SET TASK >> In the items, take the part that opens with the line containing "mi-grid-guide — [350, 382, 408, 439]" and closes with the line containing "header-divider — [40, 66, 659, 67]". Write out only those lines with "writing-cell" switched to "input-cell" and nothing else changed.

RECORDS >>

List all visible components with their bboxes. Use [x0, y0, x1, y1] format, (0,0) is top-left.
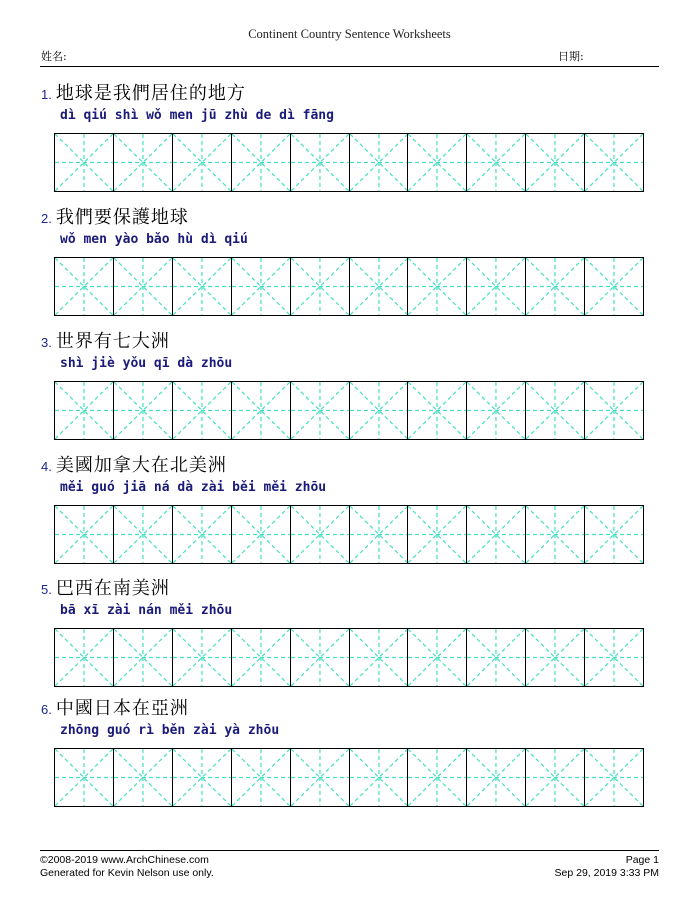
mi-grid-guide — [350, 382, 408, 439]
writing-cell[interactable] — [173, 749, 232, 806]
practice-grid[interactable] — [54, 628, 644, 687]
sentence-pinyin: wǒ men yào bǎo hù dì qiú — [60, 232, 248, 247]
writing-cell[interactable] — [467, 749, 526, 806]
writing-cell[interactable] — [526, 382, 585, 439]
mi-grid-guide — [467, 258, 525, 315]
writing-cell[interactable] — [585, 382, 643, 439]
practice-grid[interactable] — [54, 505, 644, 564]
sentence-hanzi: 地球是我們居住的地方 — [55, 83, 246, 104]
practice-grid[interactable] — [54, 133, 644, 192]
writing-cell[interactable] — [585, 258, 643, 315]
header-divider — [40, 66, 659, 67]
mi-grid-guide — [114, 629, 172, 686]
mi-grid-guide — [467, 134, 525, 191]
copyright-text: ©2008-2019 www.ArchChinese.com — [40, 854, 209, 866]
sentence-hanzi: 世界有七大洲 — [55, 331, 170, 352]
mi-grid-guide — [408, 749, 466, 806]
mi-grid-guide — [173, 506, 231, 563]
sentence-heading — [41, 694, 189, 718]
sentence-number: 6. — [41, 702, 52, 717]
sentence-block-6 — [41, 694, 661, 814]
writing-cell[interactable] — [232, 629, 291, 686]
sentence-hanzi: 中國日本在亞洲 — [55, 698, 189, 719]
writing-cell[interactable] — [350, 134, 409, 191]
writing-cell[interactable] — [55, 134, 114, 191]
writing-cell[interactable] — [350, 258, 409, 315]
writing-cell[interactable] — [55, 749, 114, 806]
mi-grid-guide — [232, 749, 290, 806]
mi-grid-guide — [55, 629, 113, 686]
writing-cell[interactable] — [291, 258, 350, 315]
mi-grid-guide — [291, 749, 349, 806]
mi-grid-guide — [526, 506, 584, 563]
writing-cell[interactable] — [408, 629, 467, 686]
mi-grid-guide — [585, 134, 643, 191]
sentence-pinyin: dì qiú shì wǒ men jū zhù de dì fāng — [60, 108, 334, 123]
mi-grid-guide — [350, 506, 408, 563]
writing-cell[interactable] — [173, 382, 232, 439]
sentence-number: 5. — [41, 582, 52, 597]
sentence-number: 2. — [41, 211, 52, 226]
mi-grid-guide — [173, 382, 231, 439]
sentence-heading — [41, 451, 227, 475]
writing-cell[interactable] — [232, 382, 291, 439]
writing-cell[interactable] — [232, 258, 291, 315]
writing-cell[interactable] — [526, 629, 585, 686]
sentence-pinyin: zhōng guó rì běn zài yà zhōu — [60, 723, 280, 738]
sentence-heading — [41, 203, 189, 227]
mi-grid-guide — [232, 506, 290, 563]
mi-grid-guide — [173, 749, 231, 806]
writing-cell[interactable] — [585, 506, 643, 563]
mi-grid-guide — [55, 134, 113, 191]
mi-grid-guide — [55, 506, 113, 563]
sentence-block-2 — [41, 203, 661, 323]
practice-grid[interactable] — [54, 381, 644, 440]
mi-grid-guide — [291, 629, 349, 686]
writing-cell[interactable] — [114, 506, 173, 563]
mi-grid-guide — [408, 258, 466, 315]
writing-cell[interactable] — [526, 134, 585, 191]
writing-cell[interactable] — [408, 134, 467, 191]
mi-grid-guide — [585, 629, 643, 686]
writing-cell[interactable] — [408, 382, 467, 439]
worksheet-title: Continent Country Sentence Worksheets — [248, 27, 451, 41]
mi-grid-guide — [467, 749, 525, 806]
mi-grid-guide — [408, 134, 466, 191]
writing-cell[interactable] — [467, 506, 526, 563]
mi-grid-guide — [232, 258, 290, 315]
writing-cell[interactable] — [173, 506, 232, 563]
writing-cell[interactable] — [114, 629, 173, 686]
mi-grid-guide — [526, 749, 584, 806]
writing-cell[interactable] — [467, 134, 526, 191]
mi-grid-guide — [291, 134, 349, 191]
writing-cell[interactable] — [55, 382, 114, 439]
mi-grid-guide — [55, 749, 113, 806]
mi-grid-guide — [114, 382, 172, 439]
writing-cell[interactable] — [350, 382, 409, 439]
mi-grid-guide — [350, 749, 408, 806]
generated-datetime: Sep 29, 2019 3:33 PM — [554, 867, 659, 879]
mi-grid-guide — [526, 134, 584, 191]
writing-cell[interactable] — [526, 749, 585, 806]
writing-cell[interactable] — [408, 506, 467, 563]
mi-grid-guide — [232, 134, 290, 191]
writing-cell[interactable] — [291, 382, 350, 439]
mi-grid-guide — [173, 258, 231, 315]
writing-cell[interactable] — [526, 258, 585, 315]
writing-cell[interactable] — [173, 258, 232, 315]
mi-grid-guide — [291, 382, 349, 439]
name-label: 姓名: — [41, 50, 67, 63]
mi-grid-guide — [350, 134, 408, 191]
sentence-hanzi: 巴西在南美洲 — [55, 578, 170, 599]
writing-cell[interactable] — [114, 258, 173, 315]
sentence-heading — [41, 327, 170, 351]
writing-cell[interactable] — [408, 258, 467, 315]
writing-cell[interactable] — [350, 749, 409, 806]
mi-grid-guide — [467, 382, 525, 439]
writing-cell[interactable] — [291, 134, 350, 191]
writing-cell[interactable] — [585, 629, 643, 686]
sentence-heading — [41, 574, 170, 598]
mi-grid-guide — [408, 629, 466, 686]
writing-cell[interactable] — [585, 134, 643, 191]
mi-grid-guide — [350, 258, 408, 315]
writing-cell[interactable] — [232, 506, 291, 563]
mi-grid-guide — [55, 258, 113, 315]
writing-cell[interactable] — [55, 258, 114, 315]
writing-cell[interactable] — [232, 134, 291, 191]
mi-grid-guide — [232, 629, 290, 686]
writing-cell[interactable] — [467, 629, 526, 686]
writing-cell[interactable] — [350, 629, 409, 686]
sentence-hanzi: 美國加拿大在北美洲 — [55, 455, 227, 476]
page-number: Page 1 — [625, 854, 659, 866]
writing-cell[interactable] — [173, 629, 232, 686]
sentence-pinyin: bā xī zài nán měi zhōu — [60, 603, 233, 618]
writing-cell[interactable] — [526, 506, 585, 563]
sentence-block-1 — [41, 79, 661, 199]
footer-left — [40, 854, 214, 880]
mi-grid-guide — [173, 629, 231, 686]
mi-grid-guide — [467, 506, 525, 563]
sentence-number: 1. — [41, 87, 52, 102]
writing-cell[interactable] — [173, 134, 232, 191]
mi-grid-guide — [585, 258, 643, 315]
generated-for-text: Generated for Kevin Nelson use only. — [40, 867, 214, 879]
writing-cell[interactable] — [114, 382, 173, 439]
writing-cell[interactable] — [114, 134, 173, 191]
mi-grid-guide — [350, 629, 408, 686]
mi-grid-guide — [291, 258, 349, 315]
sentence-block-3 — [41, 327, 661, 447]
mi-grid-guide — [585, 749, 643, 806]
writing-cell[interactable] — [585, 749, 643, 806]
sentence-heading — [41, 79, 246, 103]
mi-grid-guide — [526, 258, 584, 315]
writing-cell[interactable] — [291, 749, 350, 806]
footer-right — [555, 854, 660, 880]
mi-grid-guide — [408, 506, 466, 563]
mi-grid-guide — [173, 134, 231, 191]
mi-grid-guide — [526, 382, 584, 439]
practice-grid[interactable] — [54, 748, 644, 807]
writing-cell[interactable] — [291, 506, 350, 563]
mi-grid-guide — [114, 506, 172, 563]
writing-cell[interactable] — [467, 258, 526, 315]
sentence-pinyin: měi guó jiā ná dà zài běi měi zhōu — [60, 480, 327, 495]
mi-grid-guide — [114, 258, 172, 315]
writing-cell[interactable] — [114, 749, 173, 806]
writing-cell[interactable] — [408, 749, 467, 806]
mi-grid-guide — [526, 629, 584, 686]
sentence-number: 3. — [41, 335, 52, 350]
sentence-block-5 — [41, 574, 661, 694]
mi-grid-guide — [114, 749, 172, 806]
practice-grid[interactable] — [54, 257, 644, 316]
mi-grid-guide — [232, 382, 290, 439]
date-label: 日期: — [558, 50, 584, 63]
writing-cell[interactable] — [350, 506, 409, 563]
writing-cell[interactable] — [55, 506, 114, 563]
footer-divider — [40, 850, 659, 851]
sentence-pinyin: shì jiè yǒu qī dà zhōu — [60, 356, 233, 371]
mi-grid-guide — [55, 382, 113, 439]
mi-grid-guide — [114, 134, 172, 191]
writing-cell[interactable] — [291, 629, 350, 686]
mi-grid-guide — [585, 382, 643, 439]
sentence-number: 4. — [41, 459, 52, 474]
writing-cell[interactable] — [467, 382, 526, 439]
mi-grid-guide — [408, 382, 466, 439]
sentence-hanzi: 我們要保護地球 — [55, 207, 189, 228]
writing-cell[interactable] — [232, 749, 291, 806]
writing-cell[interactable] — [55, 629, 114, 686]
mi-grid-guide — [585, 506, 643, 563]
mi-grid-guide — [467, 629, 525, 686]
mi-grid-guide — [291, 506, 349, 563]
sentence-block-4 — [41, 451, 661, 571]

RESPONSE TO THIS EXERCISE >>
mi-grid-guide — [350, 382, 408, 439]
input-cell[interactable] — [173, 749, 232, 806]
practice-grid[interactable] — [54, 628, 644, 687]
sentence-pinyin: wǒ men yào bǎo hù dì qiú — [60, 232, 248, 247]
input-cell[interactable] — [467, 749, 526, 806]
input-cell[interactable] — [526, 382, 585, 439]
mi-grid-guide — [467, 258, 525, 315]
input-cell[interactable] — [585, 382, 643, 439]
practice-grid[interactable] — [54, 505, 644, 564]
sentence-hanzi: 地球是我們居住的地方 — [55, 83, 246, 104]
practice-grid[interactable] — [54, 133, 644, 192]
input-cell[interactable] — [585, 258, 643, 315]
header-divider — [40, 66, 659, 67]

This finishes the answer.